▸ YOUR TASK: Provide an exact reproduction of every entry.

START INPUT FOR THIS TASK

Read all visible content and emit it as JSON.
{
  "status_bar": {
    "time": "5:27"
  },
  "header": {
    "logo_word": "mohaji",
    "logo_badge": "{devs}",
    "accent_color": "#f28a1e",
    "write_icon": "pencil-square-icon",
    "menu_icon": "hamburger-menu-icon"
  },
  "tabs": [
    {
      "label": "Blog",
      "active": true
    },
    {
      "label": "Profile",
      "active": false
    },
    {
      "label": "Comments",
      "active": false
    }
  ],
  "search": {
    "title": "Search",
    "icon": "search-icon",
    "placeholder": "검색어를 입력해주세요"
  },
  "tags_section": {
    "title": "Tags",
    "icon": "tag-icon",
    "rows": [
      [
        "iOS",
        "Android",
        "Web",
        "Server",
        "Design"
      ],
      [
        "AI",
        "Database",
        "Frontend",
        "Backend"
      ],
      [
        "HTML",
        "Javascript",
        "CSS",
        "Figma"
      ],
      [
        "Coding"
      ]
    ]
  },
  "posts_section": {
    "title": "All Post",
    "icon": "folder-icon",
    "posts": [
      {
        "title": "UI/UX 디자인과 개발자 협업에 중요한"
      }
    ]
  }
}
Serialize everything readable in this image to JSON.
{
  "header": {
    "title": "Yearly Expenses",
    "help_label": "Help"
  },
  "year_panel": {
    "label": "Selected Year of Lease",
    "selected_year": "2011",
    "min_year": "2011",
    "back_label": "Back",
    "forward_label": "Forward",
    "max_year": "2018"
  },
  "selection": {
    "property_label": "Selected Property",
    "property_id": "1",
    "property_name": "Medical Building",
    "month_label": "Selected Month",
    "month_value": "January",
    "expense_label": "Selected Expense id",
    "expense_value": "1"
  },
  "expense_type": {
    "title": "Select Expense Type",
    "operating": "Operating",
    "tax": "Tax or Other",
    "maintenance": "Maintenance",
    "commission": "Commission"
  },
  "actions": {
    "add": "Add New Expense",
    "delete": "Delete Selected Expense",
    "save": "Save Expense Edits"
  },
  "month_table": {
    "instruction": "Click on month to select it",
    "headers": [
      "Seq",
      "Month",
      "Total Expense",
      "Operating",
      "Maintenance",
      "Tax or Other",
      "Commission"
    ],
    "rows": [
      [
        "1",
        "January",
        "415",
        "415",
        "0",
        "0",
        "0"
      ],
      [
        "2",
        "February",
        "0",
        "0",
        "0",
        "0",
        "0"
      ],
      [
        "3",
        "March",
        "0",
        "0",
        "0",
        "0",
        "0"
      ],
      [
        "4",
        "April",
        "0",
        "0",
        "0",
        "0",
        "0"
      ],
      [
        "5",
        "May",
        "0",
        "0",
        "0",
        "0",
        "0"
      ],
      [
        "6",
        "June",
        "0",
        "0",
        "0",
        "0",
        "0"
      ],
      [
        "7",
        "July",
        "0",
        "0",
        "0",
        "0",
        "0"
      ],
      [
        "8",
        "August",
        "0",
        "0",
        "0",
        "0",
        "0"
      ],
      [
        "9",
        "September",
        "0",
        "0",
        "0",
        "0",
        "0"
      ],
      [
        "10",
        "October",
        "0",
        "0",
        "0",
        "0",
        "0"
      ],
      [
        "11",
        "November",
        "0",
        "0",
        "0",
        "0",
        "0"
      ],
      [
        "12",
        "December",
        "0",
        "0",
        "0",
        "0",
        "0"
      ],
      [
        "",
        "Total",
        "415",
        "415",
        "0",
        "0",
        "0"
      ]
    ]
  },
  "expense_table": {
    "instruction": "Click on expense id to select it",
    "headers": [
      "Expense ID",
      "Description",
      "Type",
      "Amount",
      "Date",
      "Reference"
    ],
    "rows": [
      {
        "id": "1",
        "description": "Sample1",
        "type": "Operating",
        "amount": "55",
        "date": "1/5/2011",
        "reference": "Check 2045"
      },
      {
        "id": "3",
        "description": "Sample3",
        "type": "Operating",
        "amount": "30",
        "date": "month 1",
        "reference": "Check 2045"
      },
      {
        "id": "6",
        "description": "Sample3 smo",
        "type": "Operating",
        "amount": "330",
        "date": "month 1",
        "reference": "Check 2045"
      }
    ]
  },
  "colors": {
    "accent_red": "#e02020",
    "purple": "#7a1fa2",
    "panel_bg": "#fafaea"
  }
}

END INPUT FOR THIS TASK

▸ RESULT:
Read all visible content and emit it as JSON.
{
  "status_bar": {
    "time": "5:27"
  },
  "header": {
    "logo_word": "mohaji",
    "logo_badge": "{devs}",
    "accent_color": "#f28a1e",
    "write_icon": "pencil-square-icon",
    "menu_icon": "hamburger-menu-icon"
  },
  "tabs": [
    {
      "label": "Blog",
      "active": true
    },
    {
      "label": "Profile",
      "active": false
    },
    {
      "label": "Comments",
      "active": false
    }
  ],
  "search": {
    "title": "Search",
    "icon": "search-icon",
    "placeholder": "검색어를 입력해주세요"
  },
  "tags_section": {
    "title": "Tags",
    "icon": "tag-icon",
    "rows": [
      [
        "iOS",
        "Android",
        "Web",
        "Server",
        "Design"
      ],
      [
        "AI",
        "Database",
        "Frontend",
        "Backend"
      ],
      [
        "HTML",
        "Javascript",
        "CSS",
        "Figma"
      ],
      [
        "Coding"
      ]
    ]
  },
  "posts_section": {
    "title": "All Post",
    "icon": "folder-icon",
    "posts": [
      {
        "title": "UI/UX 디자인과 개발자 협업에 중요한"
      }
    ]
  }
}
Serialize everything readable in this image to JSON.
{
  "header": {
    "title": "Yearly Expenses",
    "help_label": "Help"
  },
  "year_panel": {
    "label": "Selected Year of Lease",
    "selected_year": "2011",
    "min_year": "2011",
    "back_label": "Back",
    "forward_label": "Forward",
    "max_year": "2018"
  },
  "selection": {
    "property_label": "Selected Property",
    "property_id": "1",
    "property_name": "Medical Building",
    "month_label": "Selected Month",
    "month_value": "January",
    "expense_label": "Selected Expense id",
    "expense_value": "1"
  },
  "expense_type": {
    "title": "Select Expense Type",
    "operating": "Operating",
    "tax": "Tax or Other",
    "maintenance": "Maintenance",
    "commission": "Commission"
  },
  "actions": {
    "add": "Add New Expense",
    "delete": "Delete Selected Expense",
    "save": "Save Expense Edits"
  },
  "month_table": {
    "instruction": "Click on month to select it",
    "headers": [
      "Seq",
      "Month",
      "Total Expense",
      "Operating",
      "Maintenance",
      "Tax or Other",
      "Commission"
    ],
    "rows": [
      [
        "1",
        "January",
        "415",
        "415",
        "0",
        "0",
        "0"
      ],
      [
        "2",
        "February",
        "0",
        "0",
        "0",
        "0",
        "0"
      ],
      [
        "3",
        "March",
        "0",
        "0",
        "0",
        "0",
        "0"
      ],
      [
        "4",
        "April",
        "0",
        "0",
        "0",
        "0",
        "0"
      ],
      [
        "5",
        "May",
        "0",
        "0",
        "0",
        "0",
        "0"
      ],
      [
        "6",
        "June",
        "0",
        "0",
        "0",
        "0",
        "0"
      ],
      [
        "7",
        "July",
        "0",
        "0",
        "0",
        "0",
        "0"
      ],
      [
        "8",
        "August",
        "0",
        "0",
        "0",
        "0",
        "0"
      ],
      [
        "9",
        "September",
        "0",
        "0",
        "0",
        "0",
        "0"
      ],
      [
        "10",
        "October",
        "0",
        "0",
        "0",
        "0",
        "0"
      ],
      [
        "11",
        "November",
        "0",
        "0",
        "0",
        "0",
        "0"
      ],
      [
        "12",
        "December",
        "0",
        "0",
        "0",
        "0",
        "0"
      ],
      [
        "",
        "Total",
        "415",
        "415",
        "0",
        "0",
        "0"
      ]
    ]
  },
  "expense_table": {
    "instruction": "Click on expense id to select it",
    "headers": [
      "Expense ID",
      "Description",
      "Type",
      "Amount",
      "Date",
      "Reference"
    ],
    "rows": [
      {
        "id": "1",
        "description": "Sample1",
        "type": "Operating",
        "amount": "55",
        "date": "1/5/2011",
        "reference": "Check 2045"
      },
      {
        "id": "3",
        "description": "Sample3",
        "type": "Operating",
        "amount": "30",
        "date": "month 1",
        "reference": "Check 2045"
      },
      {
        "id": "6",
        "description": "Sample3 smo",
        "type": "Operating",
        "amount": "330",
        "date": "month 1",
        "reference": "Check 2045"
      }
    ]
  },
  "colors": {
    "accent_red": "#e02020",
    "purple": "#7a1fa2",
    "panel_bg": "#fafaea"
  }
}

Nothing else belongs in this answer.